### Given data ###

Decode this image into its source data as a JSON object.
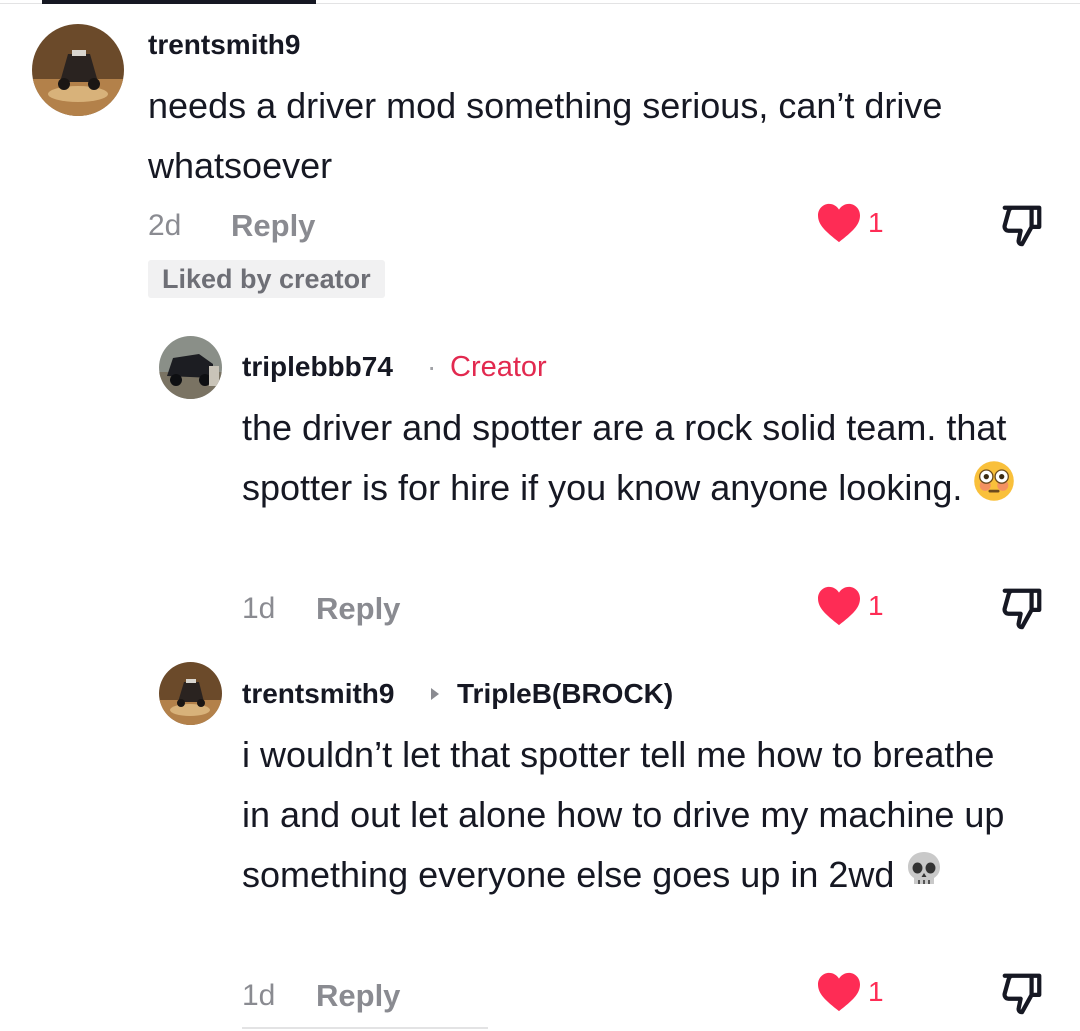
{
  "comments": [
    {
      "username": "trentsmith9",
      "text": "needs a driver mod something serious, can’t drive whatsoever",
      "time": "2d",
      "reply_label": "Reply",
      "likes": "1",
      "liked_by_creator": "Liked by creator",
      "avatar": "offroad-vehicle-photo"
    },
    {
      "username": "triplebbb74",
      "separator": "·",
      "creator_label": "Creator",
      "text": "the driver and spotter are a rock solid team. that spotter is for hire if you know anyone looking.",
      "emoji": "flushed-face-emoji",
      "time": "1d",
      "reply_label": "Reply",
      "likes": "1",
      "avatar": "black-truck-photo"
    },
    {
      "username": "trentsmith9",
      "reply_to": "TripleB(BROCK)",
      "text": "i wouldn’t let that spotter tell me how to breathe in and out let alone how to drive my machine up something everyone else goes up in 2wd",
      "emoji": "skull-emoji",
      "time": "1d",
      "reply_label": "Reply",
      "likes": "1",
      "avatar": "offroad-vehicle-photo"
    }
  ],
  "colors": {
    "like": "#fe2c55",
    "creator": "#e2294f",
    "meta": "#8a8b91",
    "text": "#161823"
  },
  "icons": {
    "like": "heart-icon",
    "dislike": "thumbs-down-icon",
    "reply_to": "caret-right-icon"
  }
}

###

Omit each picture, then return all of the listing exactly as it stands.

• **Answer to this task**
Decode this image into its source data as a JSON object.
{
  "comments": [
    {
      "username": "trentsmith9",
      "text": "needs a driver mod something serious, can’t drive whatsoever",
      "time": "2d",
      "reply_label": "Reply",
      "likes": "1",
      "liked_by_creator": "Liked by creator",
      "avatar": "offroad-vehicle-photo"
    },
    {
      "username": "triplebbb74",
      "separator": "·",
      "creator_label": "Creator",
      "text": "the driver and spotter are a rock solid team. that spotter is for hire if you know anyone looking.",
      "emoji": "flushed-face-emoji",
      "time": "1d",
      "reply_label": "Reply",
      "likes": "1",
      "avatar": "black-truck-photo"
    },
    {
      "username": "trentsmith9",
      "reply_to": "TripleB(BROCK)",
      "text": "i wouldn’t let that spotter tell me how to breathe in and out let alone how to drive my machine up something everyone else goes up in 2wd",
      "emoji": "skull-emoji",
      "time": "1d",
      "reply_label": "Reply",
      "likes": "1",
      "avatar": "offroad-vehicle-photo"
    }
  ],
  "colors": {
    "like": "#fe2c55",
    "creator": "#e2294f",
    "meta": "#8a8b91",
    "text": "#161823"
  },
  "icons": {
    "like": "heart-icon",
    "dislike": "thumbs-down-icon",
    "reply_to": "caret-right-icon"
  }
}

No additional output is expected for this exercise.